>> Begin SUPPLIED PASSAGE
Guidance on IRS Filing Requirements for Specified Foreign Financial Assets

Guest Author: Tawnya Underwood, Columbus, Ohio

Do you have foreign financial assets?  If so, you may be required to report your foreign financial assets to the Internal Revenue Service on the IRS Form 8938, Statement of Specified Foreign Financial Assets for tax years 2011 and beyond.  The tax attorneys at Nardone Law Group, LLC have helped a number of clients in Ohio and throughout the country with the filing requirements as they relate to foreign assets and accounts.  Our Ohio tax lawyers want to alert you to the IRS’s updated guidance on reporting of specified foreign financial assets.   

Background

The IRS issued Temporary Regulations effective for taxable years ending after December 19, 2011 under Internal Revenue Code §6038D.  These Temporary Regulations provide taxpayers with guidance as to filing obligations and reporting thresholds for the Form 8938.  The Form 8938 is attached to your annual income tax return and must be filed by the due date of that return (including extensions).  At the present time, only individuals holding specified foreign financial assets are subject to the Form 8938 filing requirement; however, it is expected that the IRS will issue final regulations in 2012, requiring specified domestic entities to report specified foreign assets.
>> End SUPPLIED PASSAGE
*WHAT TO DO:*
(A) Answer these questions from the Form 8938 article:
(i) Which IRS form is used to report specified foreign financial assets?
(ii) Under which Internal Revenue Code section were the Temporary Regulations issued?
(iii) By what deadline must that form be filed?
(B) Reproduce the stretch of the Form 8938 article from "Guest Author: Tawnya" through "foreign financial assets.".
>> Begin INFORMATION SUPPLIED
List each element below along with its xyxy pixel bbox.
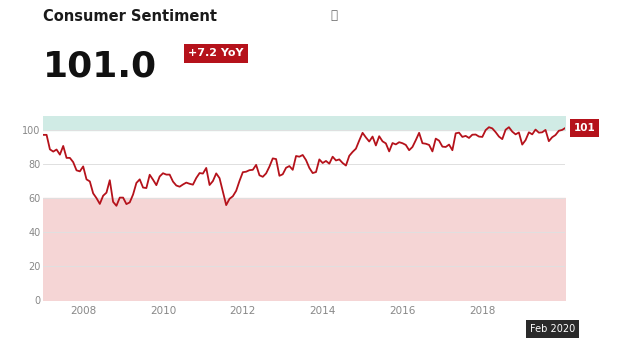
>> End INFORMATION SUPPLIED
*SOLUTIONS:*
(A)
(i) Form 8938, Statement of Specified Foreign Financial Assets
(ii) §6038D
(iii) By the due date of the annual income tax return, including extensions

(B)
Guest Author: Tawnya Underwood, Columbus, Ohio

Do you have foreign financial assets?  If so, you may be required to report your foreign financial assets to the Internal Revenue Service on the IRS Form 8938, Statement of Specified Foreign Financial Assets for tax years 2011 and beyond.  The tax attorneys at Nardone Law Group, LLC have helped a number of clients in Ohio and throughout the country with the filing requirements as they relate to foreign assets and accounts.  Our Ohio tax lawyers want to alert you to the IRS’s updated guidance on reporting of specified foreign financial assets.